EXERCISE REQUIREMENTS: What is needed here is an exact copy of every entry.

DATA FOR PROCESSING:
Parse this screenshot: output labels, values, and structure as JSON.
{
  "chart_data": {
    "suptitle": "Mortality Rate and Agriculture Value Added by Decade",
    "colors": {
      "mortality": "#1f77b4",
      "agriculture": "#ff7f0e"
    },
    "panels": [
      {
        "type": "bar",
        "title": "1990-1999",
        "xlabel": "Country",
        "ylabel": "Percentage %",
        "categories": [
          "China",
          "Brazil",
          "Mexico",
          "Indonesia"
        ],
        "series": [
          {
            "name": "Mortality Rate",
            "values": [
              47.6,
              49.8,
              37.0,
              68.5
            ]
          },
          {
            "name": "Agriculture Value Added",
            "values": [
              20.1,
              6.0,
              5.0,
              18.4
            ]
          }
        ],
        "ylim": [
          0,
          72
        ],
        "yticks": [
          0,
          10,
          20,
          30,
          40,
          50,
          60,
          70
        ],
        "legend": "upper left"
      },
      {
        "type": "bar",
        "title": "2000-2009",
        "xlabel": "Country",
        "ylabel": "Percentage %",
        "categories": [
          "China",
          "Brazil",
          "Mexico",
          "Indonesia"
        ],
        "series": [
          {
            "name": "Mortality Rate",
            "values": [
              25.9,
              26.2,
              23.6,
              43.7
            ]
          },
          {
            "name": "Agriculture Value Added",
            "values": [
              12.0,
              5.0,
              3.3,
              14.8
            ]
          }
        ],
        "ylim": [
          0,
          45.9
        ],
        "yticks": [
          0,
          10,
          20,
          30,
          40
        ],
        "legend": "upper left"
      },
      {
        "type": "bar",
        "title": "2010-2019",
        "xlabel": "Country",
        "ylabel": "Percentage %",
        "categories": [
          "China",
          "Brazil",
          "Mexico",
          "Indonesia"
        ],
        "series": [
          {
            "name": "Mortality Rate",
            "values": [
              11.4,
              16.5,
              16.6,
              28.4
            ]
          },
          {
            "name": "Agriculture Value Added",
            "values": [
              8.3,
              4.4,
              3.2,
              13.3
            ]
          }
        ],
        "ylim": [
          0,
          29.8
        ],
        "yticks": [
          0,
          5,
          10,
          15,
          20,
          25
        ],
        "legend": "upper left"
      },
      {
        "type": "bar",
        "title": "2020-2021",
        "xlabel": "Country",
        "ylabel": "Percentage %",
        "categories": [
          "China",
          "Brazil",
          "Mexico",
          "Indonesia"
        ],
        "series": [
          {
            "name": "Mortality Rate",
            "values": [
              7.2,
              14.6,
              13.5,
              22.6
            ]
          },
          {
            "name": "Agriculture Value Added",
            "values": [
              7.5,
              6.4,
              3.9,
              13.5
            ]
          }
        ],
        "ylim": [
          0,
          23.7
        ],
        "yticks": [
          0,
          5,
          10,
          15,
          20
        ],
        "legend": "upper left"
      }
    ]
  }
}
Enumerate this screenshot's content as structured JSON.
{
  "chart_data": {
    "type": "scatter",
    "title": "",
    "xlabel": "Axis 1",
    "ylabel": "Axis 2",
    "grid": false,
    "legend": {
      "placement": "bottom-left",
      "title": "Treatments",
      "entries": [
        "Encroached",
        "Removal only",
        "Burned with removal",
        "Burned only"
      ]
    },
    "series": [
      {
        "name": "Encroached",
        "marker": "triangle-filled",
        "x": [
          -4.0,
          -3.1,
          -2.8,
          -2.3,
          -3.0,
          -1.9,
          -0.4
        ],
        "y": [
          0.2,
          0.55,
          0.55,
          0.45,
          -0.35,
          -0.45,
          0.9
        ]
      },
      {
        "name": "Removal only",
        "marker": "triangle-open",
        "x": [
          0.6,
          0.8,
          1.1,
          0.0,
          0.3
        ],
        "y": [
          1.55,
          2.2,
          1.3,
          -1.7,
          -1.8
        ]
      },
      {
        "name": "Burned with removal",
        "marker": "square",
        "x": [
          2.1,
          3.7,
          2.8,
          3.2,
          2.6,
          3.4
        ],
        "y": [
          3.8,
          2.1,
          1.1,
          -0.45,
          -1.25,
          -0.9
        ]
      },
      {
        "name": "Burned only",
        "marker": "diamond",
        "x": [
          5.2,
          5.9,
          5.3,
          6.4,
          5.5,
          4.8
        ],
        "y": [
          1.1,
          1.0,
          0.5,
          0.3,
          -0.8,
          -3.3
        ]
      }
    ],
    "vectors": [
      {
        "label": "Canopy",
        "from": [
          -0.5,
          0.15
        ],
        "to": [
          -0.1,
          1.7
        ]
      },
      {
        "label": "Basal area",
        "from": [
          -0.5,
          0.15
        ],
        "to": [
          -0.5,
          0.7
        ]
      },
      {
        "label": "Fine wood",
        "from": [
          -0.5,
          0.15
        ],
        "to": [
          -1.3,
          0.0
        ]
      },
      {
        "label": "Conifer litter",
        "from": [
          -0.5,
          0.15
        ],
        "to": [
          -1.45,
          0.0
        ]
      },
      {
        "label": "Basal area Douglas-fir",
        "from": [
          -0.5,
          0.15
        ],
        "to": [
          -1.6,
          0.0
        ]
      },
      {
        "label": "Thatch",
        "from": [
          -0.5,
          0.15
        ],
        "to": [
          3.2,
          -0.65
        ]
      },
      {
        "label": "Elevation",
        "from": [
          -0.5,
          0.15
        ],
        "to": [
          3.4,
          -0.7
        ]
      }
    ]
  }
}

RESPONSE BELOW:
Parse this screenshot: output labels, values, and structure as JSON.
{
  "chart_data": {
    "suptitle": "Mortality Rate and Agriculture Value Added by Decade",
    "colors": {
      "mortality": "#1f77b4",
      "agriculture": "#ff7f0e"
    },
    "panels": [
      {
        "type": "bar",
        "title": "1990-1999",
        "xlabel": "Country",
        "ylabel": "Percentage %",
        "categories": [
          "China",
          "Brazil",
          "Mexico",
          "Indonesia"
        ],
        "series": [
          {
            "name": "Mortality Rate",
            "values": [
              47.6,
              49.8,
              37.0,
              68.5
            ]
          },
          {
            "name": "Agriculture Value Added",
            "values": [
              20.1,
              6.0,
              5.0,
              18.4
            ]
          }
        ],
        "ylim": [
          0,
          72
        ],
        "yticks": [
          0,
          10,
          20,
          30,
          40,
          50,
          60,
          70
        ],
        "legend": "upper left"
      },
      {
        "type": "bar",
        "title": "2000-2009",
        "xlabel": "Country",
        "ylabel": "Percentage %",
        "categories": [
          "China",
          "Brazil",
          "Mexico",
          "Indonesia"
        ],
        "series": [
          {
            "name": "Mortality Rate",
            "values": [
              25.9,
              26.2,
              23.6,
              43.7
            ]
          },
          {
            "name": "Agriculture Value Added",
            "values": [
              12.0,
              5.0,
              3.3,
              14.8
            ]
          }
        ],
        "ylim": [
          0,
          45.9
        ],
        "yticks": [
          0,
          10,
          20,
          30,
          40
        ],
        "legend": "upper left"
      },
      {
        "type": "bar",
        "title": "2010-2019",
        "xlabel": "Country",
        "ylabel": "Percentage %",
        "categories": [
          "China",
          "Brazil",
          "Mexico",
          "Indonesia"
        ],
        "series": [
          {
            "name": "Mortality Rate",
            "values": [
              11.4,
              16.5,
              16.6,
              28.4
            ]
          },
          {
            "name": "Agriculture Value Added",
            "values": [
              8.3,
              4.4,
              3.2,
              13.3
            ]
          }
        ],
        "ylim": [
          0,
          29.8
        ],
        "yticks": [
          0,
          5,
          10,
          15,
          20,
          25
        ],
        "legend": "upper left"
      },
      {
        "type": "bar",
        "title": "2020-2021",
        "xlabel": "Country",
        "ylabel": "Percentage %",
        "categories": [
          "China",
          "Brazil",
          "Mexico",
          "Indonesia"
        ],
        "series": [
          {
            "name": "Mortality Rate",
            "values": [
              7.2,
              14.6,
              13.5,
              22.6
            ]
          },
          {
            "name": "Agriculture Value Added",
            "values": [
              7.5,
              6.4,
              3.9,
              13.5
            ]
          }
        ],
        "ylim": [
          0,
          23.7
        ],
        "yticks": [
          0,
          5,
          10,
          15,
          20
        ],
        "legend": "upper left"
      }
    ]
  }
}
Enumerate this screenshot's content as structured JSON.
{
  "chart_data": {
    "type": "scatter",
    "title": "",
    "xlabel": "Axis 1",
    "ylabel": "Axis 2",
    "grid": false,
    "legend": {
      "placement": "bottom-left",
      "title": "Treatments",
      "entries": [
        "Encroached",
        "Removal only",
        "Burned with removal",
        "Burned only"
      ]
    },
    "series": [
      {
        "name": "Encroached",
        "marker": "triangle-filled",
        "x": [
          -4.0,
          -3.1,
          -2.8,
          -2.3,
          -3.0,
          -1.9,
          -0.4
        ],
        "y": [
          0.2,
          0.55,
          0.55,
          0.45,
          -0.35,
          -0.45,
          0.9
        ]
      },
      {
        "name": "Removal only",
        "marker": "triangle-open",
        "x": [
          0.6,
          0.8,
          1.1,
          0.0,
          0.3
        ],
        "y": [
          1.55,
          2.2,
          1.3,
          -1.7,
          -1.8
        ]
      },
      {
        "name": "Burned with removal",
        "marker": "square",
        "x": [
          2.1,
          3.7,
          2.8,
          3.2,
          2.6,
          3.4
        ],
        "y": [
          3.8,
          2.1,
          1.1,
          -0.45,
          -1.25,
          -0.9
        ]
      },
      {
        "name": "Burned only",
        "marker": "diamond",
        "x": [
          5.2,
          5.9,
          5.3,
          6.4,
          5.5,
          4.8
        ],
        "y": [
          1.1,
          1.0,
          0.5,
          0.3,
          -0.8,
          -3.3
        ]
      }
    ],
    "vectors": [
      {
        "label": "Canopy",
        "from": [
          -0.5,
          0.15
        ],
        "to": [
          -0.1,
          1.7
        ]
      },
      {
        "label": "Basal area",
        "from": [
          -0.5,
          0.15
        ],
        "to": [
          -0.5,
          0.7
        ]
      },
      {
        "label": "Fine wood",
        "from": [
          -0.5,
          0.15
        ],
        "to": [
          -1.3,
          0.0
        ]
      },
      {
        "label": "Conifer litter",
        "from": [
          -0.5,
          0.15
        ],
        "to": [
          -1.45,
          0.0
        ]
      },
      {
        "label": "Basal area Douglas-fir",
        "from": [
          -0.5,
          0.15
        ],
        "to": [
          -1.6,
          0.0
        ]
      },
      {
        "label": "Thatch",
        "from": [
          -0.5,
          0.15
        ],
        "to": [
          3.2,
          -0.65
        ]
      },
      {
        "label": "Elevation",
        "from": [
          -0.5,
          0.15
        ],
        "to": [
          3.4,
          -0.7
        ]
      }
    ]
  }
}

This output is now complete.